== MATERIAL FOR THIS TASK ==
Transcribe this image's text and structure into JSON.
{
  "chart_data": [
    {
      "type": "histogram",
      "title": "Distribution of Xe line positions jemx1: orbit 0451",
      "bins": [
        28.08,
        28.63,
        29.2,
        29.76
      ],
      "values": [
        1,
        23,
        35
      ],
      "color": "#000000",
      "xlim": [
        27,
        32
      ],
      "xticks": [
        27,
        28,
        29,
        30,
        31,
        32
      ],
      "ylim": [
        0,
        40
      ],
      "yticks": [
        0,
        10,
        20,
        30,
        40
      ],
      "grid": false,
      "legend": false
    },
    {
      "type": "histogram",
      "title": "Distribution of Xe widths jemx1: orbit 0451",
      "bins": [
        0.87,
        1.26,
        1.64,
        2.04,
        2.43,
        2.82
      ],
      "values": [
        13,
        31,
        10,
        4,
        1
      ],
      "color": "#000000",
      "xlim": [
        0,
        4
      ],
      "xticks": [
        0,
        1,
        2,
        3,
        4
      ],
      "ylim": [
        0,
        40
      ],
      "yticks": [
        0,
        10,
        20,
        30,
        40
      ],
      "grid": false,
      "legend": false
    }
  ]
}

== THE REQUEST ==
Write the data from above out again, exactly.

== ANSWER FOR THIS EXERCISE ==
Transcribe this image's text and structure into JSON.
{
  "chart_data": [
    {
      "type": "histogram",
      "title": "Distribution of Xe line positions jemx1: orbit 0451",
      "bins": [
        28.08,
        28.63,
        29.2,
        29.76
      ],
      "values": [
        1,
        23,
        35
      ],
      "color": "#000000",
      "xlim": [
        27,
        32
      ],
      "xticks": [
        27,
        28,
        29,
        30,
        31,
        32
      ],
      "ylim": [
        0,
        40
      ],
      "yticks": [
        0,
        10,
        20,
        30,
        40
      ],
      "grid": false,
      "legend": false
    },
    {
      "type": "histogram",
      "title": "Distribution of Xe widths jemx1: orbit 0451",
      "bins": [
        0.87,
        1.26,
        1.64,
        2.04,
        2.43,
        2.82
      ],
      "values": [
        13,
        31,
        10,
        4,
        1
      ],
      "color": "#000000",
      "xlim": [
        0,
        4
      ],
      "xticks": [
        0,
        1,
        2,
        3,
        4
      ],
      "ylim": [
        0,
        40
      ],
      "yticks": [
        0,
        10,
        20,
        30,
        40
      ],
      "grid": false,
      "legend": false
    }
  ]
}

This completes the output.